> **What is needed**
Repeat exactly, and only, the lines from the line containing "Read the values" through the last line of the records below, including both.

> **Task input**
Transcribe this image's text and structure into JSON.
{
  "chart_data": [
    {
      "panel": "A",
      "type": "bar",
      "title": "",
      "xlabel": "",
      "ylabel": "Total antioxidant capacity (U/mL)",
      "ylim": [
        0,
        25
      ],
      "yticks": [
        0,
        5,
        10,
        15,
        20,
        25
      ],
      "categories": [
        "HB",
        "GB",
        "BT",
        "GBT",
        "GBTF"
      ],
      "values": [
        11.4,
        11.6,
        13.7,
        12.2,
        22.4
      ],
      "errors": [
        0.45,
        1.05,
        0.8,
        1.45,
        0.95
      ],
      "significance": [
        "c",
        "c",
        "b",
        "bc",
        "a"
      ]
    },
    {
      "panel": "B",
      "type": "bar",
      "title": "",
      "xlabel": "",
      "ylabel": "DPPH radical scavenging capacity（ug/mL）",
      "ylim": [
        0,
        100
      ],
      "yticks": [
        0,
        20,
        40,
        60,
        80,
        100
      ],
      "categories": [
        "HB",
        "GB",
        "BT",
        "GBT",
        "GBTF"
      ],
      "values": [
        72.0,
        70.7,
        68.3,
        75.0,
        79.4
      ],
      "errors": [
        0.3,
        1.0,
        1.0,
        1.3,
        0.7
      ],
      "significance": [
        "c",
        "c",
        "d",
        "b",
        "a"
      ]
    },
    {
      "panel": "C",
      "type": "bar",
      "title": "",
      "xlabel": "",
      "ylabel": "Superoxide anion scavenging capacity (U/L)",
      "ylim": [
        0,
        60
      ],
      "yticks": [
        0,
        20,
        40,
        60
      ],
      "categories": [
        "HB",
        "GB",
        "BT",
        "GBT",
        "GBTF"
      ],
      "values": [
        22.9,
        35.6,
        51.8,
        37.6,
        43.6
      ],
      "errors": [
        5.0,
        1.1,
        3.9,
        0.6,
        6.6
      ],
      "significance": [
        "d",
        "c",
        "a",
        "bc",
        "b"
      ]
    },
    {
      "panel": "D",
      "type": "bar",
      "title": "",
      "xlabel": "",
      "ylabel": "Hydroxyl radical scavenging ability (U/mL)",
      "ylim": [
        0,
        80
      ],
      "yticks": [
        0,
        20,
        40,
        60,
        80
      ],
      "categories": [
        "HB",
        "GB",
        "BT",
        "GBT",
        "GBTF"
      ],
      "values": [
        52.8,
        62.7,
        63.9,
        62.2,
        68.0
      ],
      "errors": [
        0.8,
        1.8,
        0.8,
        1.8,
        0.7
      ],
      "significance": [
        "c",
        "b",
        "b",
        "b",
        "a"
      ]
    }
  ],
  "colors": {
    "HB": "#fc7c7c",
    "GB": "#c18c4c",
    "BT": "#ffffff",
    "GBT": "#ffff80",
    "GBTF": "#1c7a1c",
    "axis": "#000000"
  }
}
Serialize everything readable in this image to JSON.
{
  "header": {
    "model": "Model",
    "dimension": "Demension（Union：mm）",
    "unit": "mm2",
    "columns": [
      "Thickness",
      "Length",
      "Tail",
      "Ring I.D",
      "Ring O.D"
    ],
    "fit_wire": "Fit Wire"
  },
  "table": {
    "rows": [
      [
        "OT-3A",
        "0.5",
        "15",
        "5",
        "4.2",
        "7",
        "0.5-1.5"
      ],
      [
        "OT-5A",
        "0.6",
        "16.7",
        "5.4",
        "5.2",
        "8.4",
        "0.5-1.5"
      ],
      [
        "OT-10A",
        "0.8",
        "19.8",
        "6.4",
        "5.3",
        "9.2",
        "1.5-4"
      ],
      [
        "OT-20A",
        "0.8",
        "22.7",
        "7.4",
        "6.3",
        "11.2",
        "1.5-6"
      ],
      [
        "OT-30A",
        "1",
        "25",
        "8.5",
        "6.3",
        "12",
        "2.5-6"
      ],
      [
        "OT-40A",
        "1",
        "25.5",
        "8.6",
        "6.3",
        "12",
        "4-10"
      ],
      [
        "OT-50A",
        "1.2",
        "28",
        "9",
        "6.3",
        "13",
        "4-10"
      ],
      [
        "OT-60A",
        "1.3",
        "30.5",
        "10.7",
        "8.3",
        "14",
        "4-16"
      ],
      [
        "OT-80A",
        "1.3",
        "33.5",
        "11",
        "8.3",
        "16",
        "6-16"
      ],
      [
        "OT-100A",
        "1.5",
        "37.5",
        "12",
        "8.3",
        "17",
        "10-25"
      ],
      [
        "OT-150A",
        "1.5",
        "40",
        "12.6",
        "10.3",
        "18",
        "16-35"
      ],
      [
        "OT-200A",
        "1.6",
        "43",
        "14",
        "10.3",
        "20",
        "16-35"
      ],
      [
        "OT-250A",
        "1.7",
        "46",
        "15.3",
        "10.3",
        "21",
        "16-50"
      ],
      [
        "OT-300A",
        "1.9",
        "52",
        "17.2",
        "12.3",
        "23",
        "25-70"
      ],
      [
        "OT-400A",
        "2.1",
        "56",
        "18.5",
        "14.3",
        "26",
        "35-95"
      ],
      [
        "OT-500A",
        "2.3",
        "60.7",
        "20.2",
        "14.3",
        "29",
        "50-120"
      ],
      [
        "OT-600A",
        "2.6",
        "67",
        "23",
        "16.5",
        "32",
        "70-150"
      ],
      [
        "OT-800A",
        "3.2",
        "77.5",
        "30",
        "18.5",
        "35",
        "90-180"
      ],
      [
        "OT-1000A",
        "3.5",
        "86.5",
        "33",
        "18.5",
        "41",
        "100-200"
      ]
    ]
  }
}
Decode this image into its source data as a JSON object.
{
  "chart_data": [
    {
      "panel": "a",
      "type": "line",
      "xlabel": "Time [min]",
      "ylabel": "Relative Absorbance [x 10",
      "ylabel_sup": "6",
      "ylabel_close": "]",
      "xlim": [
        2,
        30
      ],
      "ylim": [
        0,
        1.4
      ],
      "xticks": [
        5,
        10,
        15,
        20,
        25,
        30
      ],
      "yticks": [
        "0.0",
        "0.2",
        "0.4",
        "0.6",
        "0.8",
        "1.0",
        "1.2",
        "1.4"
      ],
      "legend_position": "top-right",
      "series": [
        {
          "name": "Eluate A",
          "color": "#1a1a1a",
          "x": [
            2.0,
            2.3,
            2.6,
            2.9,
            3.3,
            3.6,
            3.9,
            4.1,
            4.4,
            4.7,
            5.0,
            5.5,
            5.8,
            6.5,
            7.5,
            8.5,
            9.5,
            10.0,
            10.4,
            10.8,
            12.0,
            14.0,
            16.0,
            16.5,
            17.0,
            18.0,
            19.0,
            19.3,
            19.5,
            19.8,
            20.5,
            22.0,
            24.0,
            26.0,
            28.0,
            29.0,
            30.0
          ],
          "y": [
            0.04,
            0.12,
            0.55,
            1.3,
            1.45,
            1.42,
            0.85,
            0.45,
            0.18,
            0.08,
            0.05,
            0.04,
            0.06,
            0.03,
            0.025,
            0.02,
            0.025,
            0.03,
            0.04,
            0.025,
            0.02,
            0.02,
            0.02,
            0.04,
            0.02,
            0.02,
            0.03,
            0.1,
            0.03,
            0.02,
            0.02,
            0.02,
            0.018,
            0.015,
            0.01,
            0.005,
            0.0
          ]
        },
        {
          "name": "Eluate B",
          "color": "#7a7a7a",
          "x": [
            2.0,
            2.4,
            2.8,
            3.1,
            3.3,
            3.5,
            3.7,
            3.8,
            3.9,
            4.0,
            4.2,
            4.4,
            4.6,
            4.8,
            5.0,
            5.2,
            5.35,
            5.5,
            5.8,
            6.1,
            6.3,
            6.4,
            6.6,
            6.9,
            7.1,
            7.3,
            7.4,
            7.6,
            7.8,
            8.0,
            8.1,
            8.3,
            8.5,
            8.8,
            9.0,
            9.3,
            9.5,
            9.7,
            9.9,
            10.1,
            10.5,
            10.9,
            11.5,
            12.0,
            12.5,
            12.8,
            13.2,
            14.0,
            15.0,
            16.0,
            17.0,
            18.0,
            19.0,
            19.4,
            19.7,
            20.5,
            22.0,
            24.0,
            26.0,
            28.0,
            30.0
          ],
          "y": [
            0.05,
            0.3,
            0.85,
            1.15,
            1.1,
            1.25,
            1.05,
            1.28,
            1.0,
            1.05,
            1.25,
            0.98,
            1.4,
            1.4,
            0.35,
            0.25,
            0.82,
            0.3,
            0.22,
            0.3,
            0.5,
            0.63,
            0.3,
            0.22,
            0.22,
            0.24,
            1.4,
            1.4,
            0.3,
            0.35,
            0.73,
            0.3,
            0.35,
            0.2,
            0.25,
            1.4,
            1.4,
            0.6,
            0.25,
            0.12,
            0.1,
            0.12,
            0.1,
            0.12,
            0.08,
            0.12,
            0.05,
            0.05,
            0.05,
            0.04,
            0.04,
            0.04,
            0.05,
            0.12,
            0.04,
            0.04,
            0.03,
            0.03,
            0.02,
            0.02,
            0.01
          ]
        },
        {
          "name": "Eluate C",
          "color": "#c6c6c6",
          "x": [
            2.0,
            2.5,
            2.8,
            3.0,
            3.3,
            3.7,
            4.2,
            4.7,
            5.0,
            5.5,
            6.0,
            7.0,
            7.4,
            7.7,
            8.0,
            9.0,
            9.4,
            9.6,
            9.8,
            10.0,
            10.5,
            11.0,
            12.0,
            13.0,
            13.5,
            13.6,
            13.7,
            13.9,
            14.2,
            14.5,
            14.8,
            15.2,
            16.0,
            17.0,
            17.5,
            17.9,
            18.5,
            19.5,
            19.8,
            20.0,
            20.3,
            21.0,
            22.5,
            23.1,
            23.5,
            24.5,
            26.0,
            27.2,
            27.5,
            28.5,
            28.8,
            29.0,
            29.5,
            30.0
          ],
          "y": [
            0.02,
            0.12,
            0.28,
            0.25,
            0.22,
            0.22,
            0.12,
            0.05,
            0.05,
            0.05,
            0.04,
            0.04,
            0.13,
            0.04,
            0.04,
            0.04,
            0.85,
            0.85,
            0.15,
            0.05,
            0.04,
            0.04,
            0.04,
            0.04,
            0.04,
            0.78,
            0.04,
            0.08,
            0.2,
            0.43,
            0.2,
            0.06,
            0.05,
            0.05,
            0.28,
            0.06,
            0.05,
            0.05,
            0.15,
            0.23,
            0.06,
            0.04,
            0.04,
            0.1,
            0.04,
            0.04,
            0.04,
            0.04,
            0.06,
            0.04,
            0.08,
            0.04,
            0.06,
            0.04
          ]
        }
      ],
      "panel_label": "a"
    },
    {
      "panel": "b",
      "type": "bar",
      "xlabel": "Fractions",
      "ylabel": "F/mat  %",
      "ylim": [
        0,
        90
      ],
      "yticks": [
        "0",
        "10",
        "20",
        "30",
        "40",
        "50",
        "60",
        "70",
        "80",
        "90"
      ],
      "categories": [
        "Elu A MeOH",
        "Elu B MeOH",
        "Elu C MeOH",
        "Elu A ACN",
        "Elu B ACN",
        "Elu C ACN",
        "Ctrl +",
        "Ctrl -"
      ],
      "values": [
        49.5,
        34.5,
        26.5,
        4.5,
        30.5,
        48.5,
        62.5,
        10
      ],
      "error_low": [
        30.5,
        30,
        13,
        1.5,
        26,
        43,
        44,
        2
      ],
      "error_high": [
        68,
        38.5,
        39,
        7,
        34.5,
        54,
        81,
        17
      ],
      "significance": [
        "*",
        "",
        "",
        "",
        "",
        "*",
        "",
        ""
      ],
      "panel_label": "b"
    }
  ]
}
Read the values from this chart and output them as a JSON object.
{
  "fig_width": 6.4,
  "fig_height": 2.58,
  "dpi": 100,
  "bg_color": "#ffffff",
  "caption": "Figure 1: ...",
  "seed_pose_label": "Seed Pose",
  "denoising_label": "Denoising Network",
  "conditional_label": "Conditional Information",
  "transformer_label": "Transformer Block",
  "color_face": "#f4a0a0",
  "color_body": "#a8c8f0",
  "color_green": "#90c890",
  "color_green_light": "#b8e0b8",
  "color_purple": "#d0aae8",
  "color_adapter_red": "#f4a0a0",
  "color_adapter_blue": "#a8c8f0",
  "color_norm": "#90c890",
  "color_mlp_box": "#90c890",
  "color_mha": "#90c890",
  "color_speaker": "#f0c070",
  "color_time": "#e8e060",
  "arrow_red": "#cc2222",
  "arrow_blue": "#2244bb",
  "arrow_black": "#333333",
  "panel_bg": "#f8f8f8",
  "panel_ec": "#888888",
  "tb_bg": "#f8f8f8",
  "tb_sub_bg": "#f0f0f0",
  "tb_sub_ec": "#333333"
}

> **Final answer**
Read the values from this chart and output them as a JSON object.
{
  "fig_width": 6.4,
  "fig_height": 2.58,
  "dpi": 100,
  "bg_color": "#ffffff",
  "caption": "Figure 1: ...",
  "seed_pose_label": "Seed Pose",
  "denoising_label": "Denoising Network",
  "conditional_label": "Conditional Information",
  "transformer_label": "Transformer Block",
  "color_face": "#f4a0a0",
  "color_body": "#a8c8f0",
  "color_green": "#90c890",
  "color_green_light": "#b8e0b8",
  "color_purple": "#d0aae8",
  "color_adapter_red": "#f4a0a0",
  "color_adapter_blue": "#a8c8f0",
  "color_norm": "#90c890",
  "color_mlp_box": "#90c890",
  "color_mha": "#90c890",
  "color_speaker": "#f0c070",
  "color_time": "#e8e060",
  "arrow_red": "#cc2222",
  "arrow_blue": "#2244bb",
  "arrow_black": "#333333",
  "panel_bg": "#f8f8f8",
  "panel_ec": "#888888",
  "tb_bg": "#f8f8f8",
  "tb_sub_bg": "#f0f0f0",
  "tb_sub_ec": "#333333"
}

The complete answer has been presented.